**The request:**
Sift the listing for lines that hold the string "متفق" and pull them out.
- - - - - - -
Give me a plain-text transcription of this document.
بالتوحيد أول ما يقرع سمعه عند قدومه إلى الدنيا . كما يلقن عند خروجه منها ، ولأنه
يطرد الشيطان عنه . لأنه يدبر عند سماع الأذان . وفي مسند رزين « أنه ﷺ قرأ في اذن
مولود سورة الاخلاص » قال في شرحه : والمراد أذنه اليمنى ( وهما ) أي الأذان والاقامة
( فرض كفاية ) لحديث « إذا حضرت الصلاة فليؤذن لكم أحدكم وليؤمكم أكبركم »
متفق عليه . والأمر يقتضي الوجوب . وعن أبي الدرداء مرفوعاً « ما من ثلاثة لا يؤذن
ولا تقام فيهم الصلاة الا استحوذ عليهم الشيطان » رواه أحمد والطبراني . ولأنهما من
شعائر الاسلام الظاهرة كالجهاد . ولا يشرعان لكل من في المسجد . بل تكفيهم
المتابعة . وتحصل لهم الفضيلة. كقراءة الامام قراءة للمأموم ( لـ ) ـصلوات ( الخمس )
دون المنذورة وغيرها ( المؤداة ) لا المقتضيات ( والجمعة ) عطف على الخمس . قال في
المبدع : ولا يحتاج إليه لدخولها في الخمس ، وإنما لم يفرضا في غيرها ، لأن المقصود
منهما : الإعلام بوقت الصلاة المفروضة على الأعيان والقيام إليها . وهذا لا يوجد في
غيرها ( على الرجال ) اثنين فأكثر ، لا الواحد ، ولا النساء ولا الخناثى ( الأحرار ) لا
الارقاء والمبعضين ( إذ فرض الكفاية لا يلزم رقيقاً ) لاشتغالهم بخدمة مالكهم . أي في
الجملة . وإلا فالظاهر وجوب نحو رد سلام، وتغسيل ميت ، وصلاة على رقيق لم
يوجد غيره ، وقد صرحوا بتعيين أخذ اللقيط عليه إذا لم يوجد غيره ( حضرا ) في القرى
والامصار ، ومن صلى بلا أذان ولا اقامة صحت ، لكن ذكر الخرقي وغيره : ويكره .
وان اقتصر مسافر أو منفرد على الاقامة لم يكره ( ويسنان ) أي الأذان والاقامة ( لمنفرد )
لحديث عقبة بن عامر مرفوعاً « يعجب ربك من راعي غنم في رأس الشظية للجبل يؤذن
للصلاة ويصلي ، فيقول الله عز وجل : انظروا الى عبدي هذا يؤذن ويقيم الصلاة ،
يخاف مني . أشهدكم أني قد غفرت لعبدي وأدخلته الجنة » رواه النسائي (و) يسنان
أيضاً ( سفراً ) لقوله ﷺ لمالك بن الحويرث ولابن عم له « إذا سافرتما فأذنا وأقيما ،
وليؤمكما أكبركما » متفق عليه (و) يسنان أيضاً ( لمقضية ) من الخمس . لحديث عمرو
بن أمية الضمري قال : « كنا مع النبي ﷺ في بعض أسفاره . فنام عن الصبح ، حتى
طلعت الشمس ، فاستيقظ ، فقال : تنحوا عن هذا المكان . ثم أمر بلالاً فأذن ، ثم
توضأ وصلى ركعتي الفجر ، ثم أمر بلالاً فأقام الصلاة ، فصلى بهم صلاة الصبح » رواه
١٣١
- - - - - - -
**Response below:**
متفق عليه . والأمر يقتضي الوجوب . وعن أبي الدرداء مرفوعاً « ما من ثلاثة لا يؤذن
وليؤمكما أكبركما » متفق عليه (و) يسنان أيضاً ( لمقضية ) من الخمس . لحديث عمرو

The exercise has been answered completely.